▶ _Task objective_
The records should be repeated word for word, pictures excluded.

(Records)
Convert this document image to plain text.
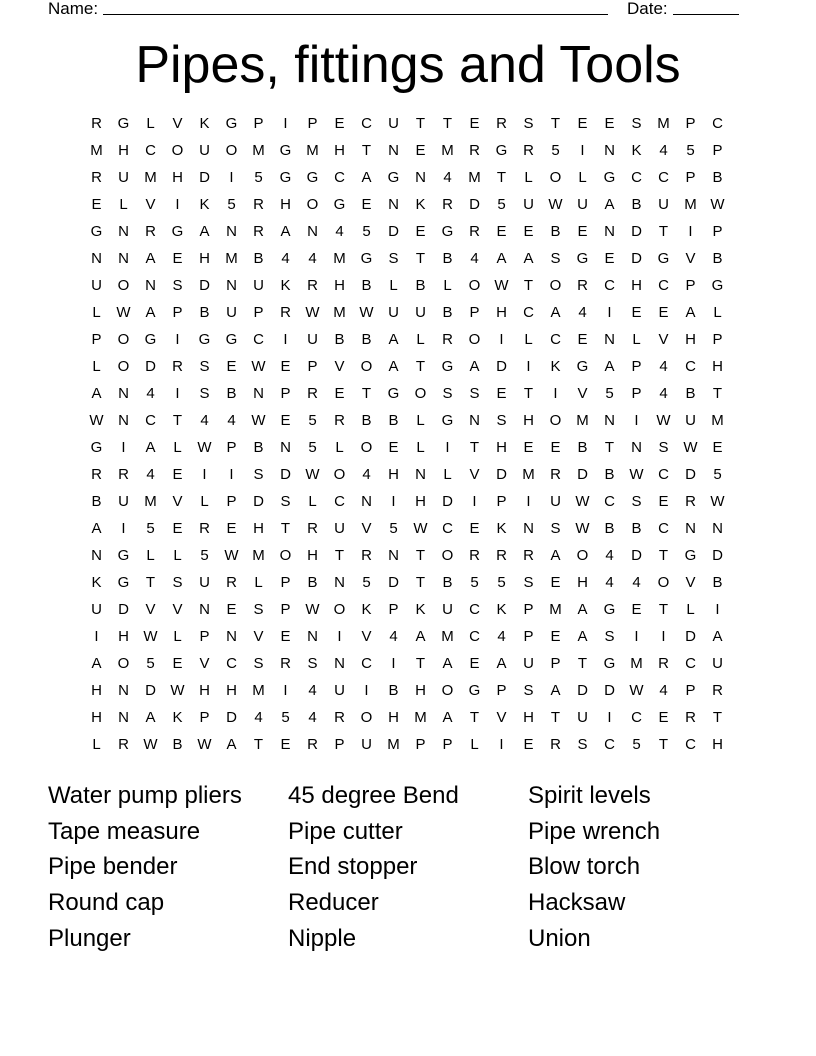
Name:	Date:
Pipes, fittings and Tools
R	G	L	V	K	G	P	I	P	E	C	U	T	T	E	R	S	T	E	E	S	M	P	C
M	H	C	O	U	O M G M	H	T	N	E	M	R	G	R	5	I	N	K	4	5	P
R	U	M	H	D	I	5	G	G	C	A	G	N	4	M	T	L	O	L	G	C	C	P	B
E	L	V	I	K	5	R	H	O	G	E	N	K	R	D	5	U W U	A	B	U	M W
G	N	R	G	A	N	R	A	N	4	5	D	E	G	R	E	E	B	E	N	D	T	I	P
N	N	A	E	H	M	B	4	4	M G	S	T	B	4	A	A	S	G	E	D	G	V	B
U	O	N	S	D	N	U	K	R	H	B	L	B	L	O W	T	O	R	C	H	C	P	G
L	W A	P	B	U	P	R W M W U	U	B	P	H	C	A	4	I	E	E	A	L
P	O	G	I	G	G	C	I	U	B	B	A	L	R	O	I	L	C	E	N	L	V	H	P
L	O	D	R	S	E W E	P	V	O	A	T	G	A	D	I	K	G	A	P	4	C	H
A	N	4	I	S	B	N	P	R	E	T	G	O	S	S	E	T	I	V	5	P	4	B	T
W N	C	T	4	4	W E	5	R	B	B	L	G	N	S	H	O M	N	I	W U	M
G	I	A	L	W P	B	N	5	L	O	E	L	I	T	H	E	E	B	T	N	S W E
R	R	4	E	I	I	S	D W O	4	H	N	L	V	D	M	R	D	B W C	D	5
B	U	M	V	L	P	D	S	L	C	N	I	H	D	I	P	I	U W C	S	E	R W
A	I	5	E	R	E	H	T	R	U	V	5	W C	E	K	N	S W B	B	C	N	N
N	G	L	L	5	W M O	H	T	R	N	T	O	R	R	R	A	O	4	D	T	G	D
K	G	T	S	U	R	L	P	B	N	5	D	T	B	5	5	S	E	H	4	4	O	V	B
U	D	V	V	N	E	S	P W O	K	P	K	U	C	K	P	M	A	G	E	T	L	I
I	H W	L	P	N	V	E	N	I	V	4	A	M	C	4	P	E	A	S	I	I	D	A
A	O	5	E	V	C	S	R	S	N	C	I	T	A	E	A	U	P	T	G M	R	C	U
H	N	D W H	H	M	I	4	U	I	B	H	O	G	P	S	A	D	D W	4	P	R
H	N	A	K	P	D	4	5	4	R	O	H	M	A	T	V	H	T	U	I	C	E	R	T
L	R W B W A	T	E	R	P	U	M	P	P	L	I	E	R	S	C	5	T	C	H
Water pump pliers
Tape measure
Pipe bender
Round cap
Plunger
45 degree Bend
Pipe cutter
End stopper
Reducer
Nipple
Spirit levels
Pipe wrench
Blow torch
Hacksaw
Union
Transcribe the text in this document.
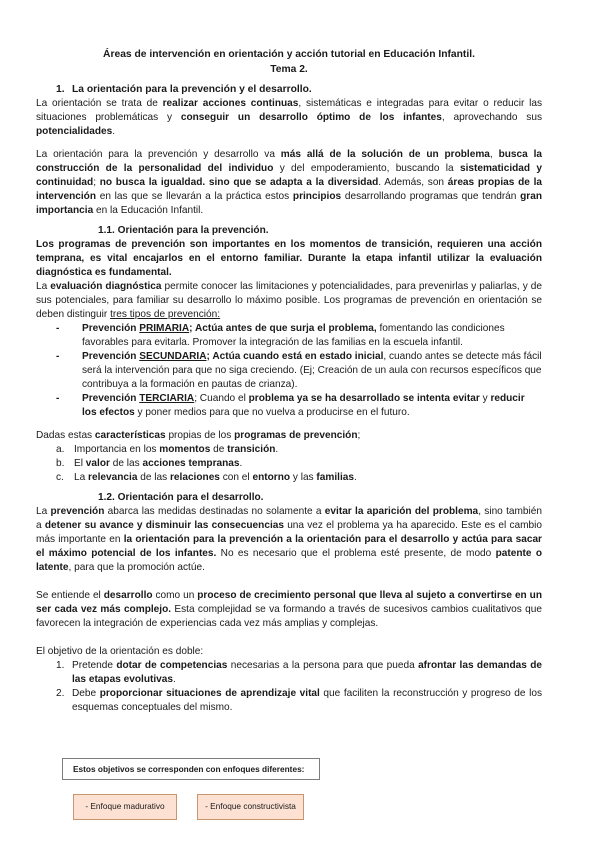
Áreas de intervención en orientación y acción tutorial en Educación Infantil.
Tema 2.

1. La orientación para la prevención y el desarrollo.

La orientación se trata de realizar acciones continuas, sistemáticas e integradas para evitar o reducir las situaciones problemáticas y conseguir un desarrollo óptimo de los infantes, aprovechando sus potencialidades.

La orientación para la prevención y desarrollo va más allá de la solución de un problema, busca la construcción de la personalidad del individuo y del empoderamiento, buscando la sistematicidad y continuidad; no busca la igualdad. sino que se adapta a la diversidad. Además, son áreas propias de la intervención en las que se llevarán a la práctica estos principios desarrollando programas que tendrán gran importancia en la Educación Infantil.

1.1. Orientación para la prevención.

Los programas de prevención son importantes en los momentos de transición, requieren una acción temprana, es vital encajarlos en el entorno familiar. Durante la etapa infantil utilizar la evaluación diagnóstica es fundamental.

La evaluación diagnóstica permite conocer las limitaciones y potencialidades, para prevenirlas y paliarlas, y de sus potenciales, para familiar su desarrollo lo máximo posible. Los programas de prevención en orientación se deben distinguir tres tipos de prevención:

- Prevención PRIMARIA; Actúa antes de que surja el problema, fomentando las condiciones favorables para evitarla. Promover la integración de las familias en la escuela infantil.
- Prevención SECUNDARIA; Actúa cuando está en estado inicial, cuando antes se detecte más fácil será la intervención para que no siga creciendo. (Ej; Creación de un aula con recursos específicos que contribuya a la formación en pautas de crianza).
- Prevención TERCIARIA; Cuando el problema ya se ha desarrollado se intenta evitar y reducir los efectos y poner medios para que no vuelva a producirse en el futuro.

Dadas estas características propias de los programas de prevención;

a. Importancia en los momentos de transición.
b. El valor de las acciones tempranas.
c. La relevancia de las relaciones con el entorno y las familias.
1.2. Orientación para el desarrollo.

La prevención abarca las medidas destinadas no solamente a evitar la aparición del problema, sino también a detener su avance y disminuir las consecuencias una vez el problema ya ha aparecido. Este es el cambio más importante en la orientación para la prevención a la orientación para el desarrollo y actúa para sacar el máximo potencial de los infantes. No es necesario que el problema esté presente, de modo patente o latente, para que la promoción actúe.

Se entiende el desarrollo como un proceso de crecimiento personal que lleva al sujeto a convertirse en un ser cada vez más complejo. Esta complejidad se va formando a través de sucesivos cambios cualitativos que favorecen la integración de experiencias cada vez más amplias y complejas.

El objetivo de la orientación es doble:

1. Pretende dotar de competencias necesarias a la persona para que pueda afrontar las demandas de las etapas evolutivas.
2. Debe proporcionar situaciones de aprendizaje vital que faciliten la reconstrucción y progreso de los esquemas conceptuales del mismo.
Estos objetivos se corresponden con enfoques diferentes:
- Enfoque madurativo	- Enfoque constructivista
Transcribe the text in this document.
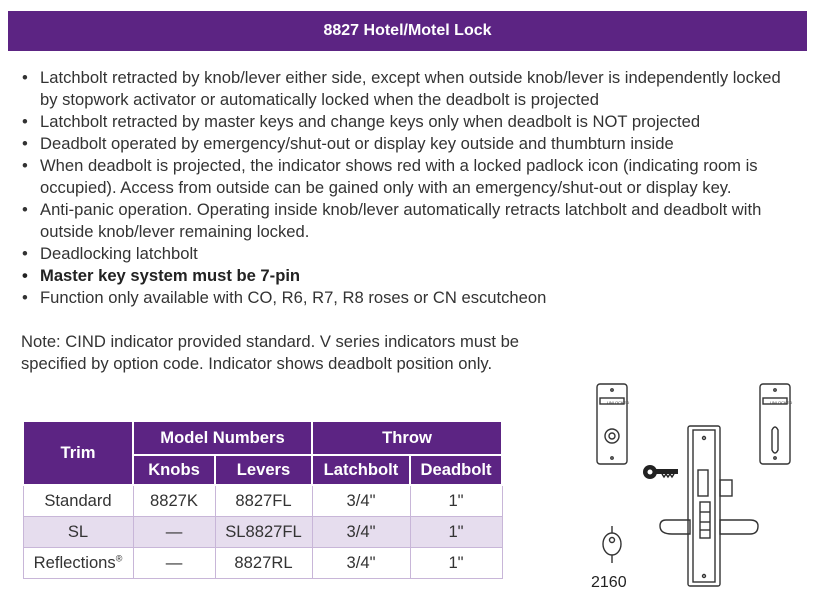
8827 Hotel/Motel Lock
• Latchbolt retracted by knob/lever either side, except when outside knob/lever is independently locked by stopwork activator or automatically locked when the deadbolt is projected
• Latchbolt retracted by master keys and change keys only when deadbolt is NOT projected
• Deadbolt operated by emergency/shut-out or display key outside and thumbturn inside
• When deadbolt is projected, the indicator shows red with a locked padlock icon (indicating room is occupied). Access from outside can be gained only with an emergency/shut-out or display key.
• Anti-panic operation. Operating inside knob/lever automatically retracts latchbolt and deadbolt with outside knob/lever remaining locked.
• Deadlocking latchbolt
• Master key system must be 7-pin
• Function only available with CO, R6, R7, R8 roses or CN escutcheon

Note: CIND indicator provided standard. V series indicators must be specified by option code. Indicator shows deadbolt position only.

Trim	Model Numbers		Throw	
	Knobs	Levers	Latchbolt	Deadbolt
Standard	8827K	8827FL	3/4"	1"
SL	—	SL8827FL	3/4"	1"
Reflections®	—	8827RL	3/4"	1"
UNLOCKED	UNLOCKED
2160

▶ _Result of this exercise_
Convert this document image to plain text.
Name:	Date:
Pipes, fittings and Tools
R	G	L	V	K	G	P	I	P	E	C	U	T	T	E	R	S	T	E	E	S	M	P	C
M	H	C	O	U	O M G M	H	T	N	E	M	R	G	R	5	I	N	K	4	5	P
R	U	M	H	D	I	5	G	G	C	A	G	N	4	M	T	L	O	L	G	C	C	P	B
E	L	V	I	K	5	R	H	O	G	E	N	K	R	D	5	U W U	A	B	U	M W
G	N	R	G	A	N	R	A	N	4	5	D	E	G	R	E	E	B	E	N	D	T	I	P
N	N	A	E	H	M	B	4	4	M G	S	T	B	4	A	A	S	G	E	D	G	V	B
U	O	N	S	D	N	U	K	R	H	B	L	B	L	O W	T	O	R	C	H	C	P	G
L	W A	P	B	U	P	R W M W U	U	B	P	H	C	A	4	I	E	E	A	L
P	O	G	I	G	G	C	I	U	B	B	A	L	R	O	I	L	C	E	N	L	V	H	P
L	O	D	R	S	E W E	P	V	O	A	T	G	A	D	I	K	G	A	P	4	C	H
A	N	4	I	S	B	N	P	R	E	T	G	O	S	S	E	T	I	V	5	P	4	B	T
W N	C	T	4	4	W E	5	R	B	B	L	G	N	S	H	O M	N	I	W U	M
G	I	A	L	W P	B	N	5	L	O	E	L	I	T	H	E	E	B	T	N	S W E
R	R	4	E	I	I	S	D W O	4	H	N	L	V	D	M	R	D	B W C	D	5
B	U	M	V	L	P	D	S	L	C	N	I	H	D	I	P	I	U W C	S	E	R W
A	I	5	E	R	E	H	T	R	U	V	5	W C	E	K	N	S W B	B	C	N	N
N	G	L	L	5	W M O	H	T	R	N	T	O	R	R	R	A	O	4	D	T	G	D
K	G	T	S	U	R	L	P	B	N	5	D	T	B	5	5	S	E	H	4	4	O	V	B
U	D	V	V	N	E	S	P W O	K	P	K	U	C	K	P	M	A	G	E	T	L	I
I	H W	L	P	N	V	E	N	I	V	4	A	M	C	4	P	E	A	S	I	I	D	A
A	O	5	E	V	C	S	R	S	N	C	I	T	A	E	A	U	P	T	G M	R	C	U
H	N	D W H	H	M	I	4	U	I	B	H	O	G	P	S	A	D	D W	4	P	R
H	N	A	K	P	D	4	5	4	R	O	H	M	A	T	V	H	T	U	I	C	E	R	T
L	R W B W A	T	E	R	P	U	M	P	P	L	I	E	R	S	C	5	T	C	H
Water pump pliers
Tape measure
Pipe bender
Round cap
Plunger
45 degree Bend
Pipe cutter
End stopper
Reducer
Nipple
Spirit levels
Pipe wrench
Blow torch
Hacksaw
Union
Transcribe the text in this document.
Áreas de intervención en orientación y acción tutorial en Educación Infantil.
Tema 2.

1. La orientación para la prevención y el desarrollo.

La orientación se trata de realizar acciones continuas, sistemáticas e integradas para evitar o reducir las situaciones problemáticas y conseguir un desarrollo óptimo de los infantes, aprovechando sus potencialidades.

La orientación para la prevención y desarrollo va más allá de la solución de un problema, busca la construcción de la personalidad del individuo y del empoderamiento, buscando la sistematicidad y continuidad; no busca la igualdad. sino que se adapta a la diversidad. Además, son áreas propias de la intervención en las que se llevarán a la práctica estos principios desarrollando programas que tendrán gran importancia en la Educación Infantil.

1.1. Orientación para la prevención.

Los programas de prevención son importantes en los momentos de transición, requieren una acción temprana, es vital encajarlos en el entorno familiar. Durante la etapa infantil utilizar la evaluación diagnóstica es fundamental.

La evaluación diagnóstica permite conocer las limitaciones y potencialidades, para prevenirlas y paliarlas, y de sus potenciales, para familiar su desarrollo lo máximo posible. Los programas de prevención en orientación se deben distinguir tres tipos de prevención:

- Prevención PRIMARIA; Actúa antes de que surja el problema, fomentando las condiciones favorables para evitarla. Promover la integración de las familias en la escuela infantil.
- Prevención SECUNDARIA; Actúa cuando está en estado inicial, cuando antes se detecte más fácil será la intervención para que no siga creciendo. (Ej; Creación de un aula con recursos específicos que contribuya a la formación en pautas de crianza).
- Prevención TERCIARIA; Cuando el problema ya se ha desarrollado se intenta evitar y reducir los efectos y poner medios para que no vuelva a producirse en el futuro.

Dadas estas características propias de los programas de prevención;

a. Importancia en los momentos de transición.
b. El valor de las acciones tempranas.
c. La relevancia de las relaciones con el entorno y las familias.
1.2. Orientación para el desarrollo.

La prevención abarca las medidas destinadas no solamente a evitar la aparición del problema, sino también a detener su avance y disminuir las consecuencias una vez el problema ya ha aparecido. Este es el cambio más importante en la orientación para la prevención a la orientación para el desarrollo y actúa para sacar el máximo potencial de los infantes. No es necesario que el problema esté presente, de modo patente o latente, para que la promoción actúe.

Se entiende el desarrollo como un proceso de crecimiento personal que lleva al sujeto a convertirse en un ser cada vez más complejo. Esta complejidad se va formando a través de sucesivos cambios cualitativos que favorecen la integración de experiencias cada vez más amplias y complejas.

El objetivo de la orientación es doble:

1. Pretende dotar de competencias necesarias a la persona para que pueda afrontar las demandas de las etapas evolutivas.
2. Debe proporcionar situaciones de aprendizaje vital que faciliten la reconstrucción y progreso de los esquemas conceptuales del mismo.
Estos objetivos se corresponden con enfoques diferentes:
- Enfoque madurativo	- Enfoque constructivista
Transcribe the text in this document.
8827 Hotel/Motel Lock
• Latchbolt retracted by knob/lever either side, except when outside knob/lever is independently locked by stopwork activator or automatically locked when the deadbolt is projected
• Latchbolt retracted by master keys and change keys only when deadbolt is NOT projected
• Deadbolt operated by emergency/shut-out or display key outside and thumbturn inside
• When deadbolt is projected, the indicator shows red with a locked padlock icon (indicating room is occupied). Access from outside can be gained only with an emergency/shut-out or display key.
• Anti-panic operation. Operating inside knob/lever automatically retracts latchbolt and deadbolt with outside knob/lever remaining locked.
• Deadlocking latchbolt
• Master key system must be 7-pin
• Function only available with CO, R6, R7, R8 roses or CN escutcheon

Note: CIND indicator provided standard. V series indicators must be specified by option code. Indicator shows deadbolt position only.

Trim	Model Numbers		Throw	
	Knobs	Levers	Latchbolt	Deadbolt
Standard	8827K	8827FL	3/4"	1"
SL	—	SL8827FL	3/4"	1"
Reflections®	—	8827RL	3/4"	1"
UNLOCKED	UNLOCKED
2160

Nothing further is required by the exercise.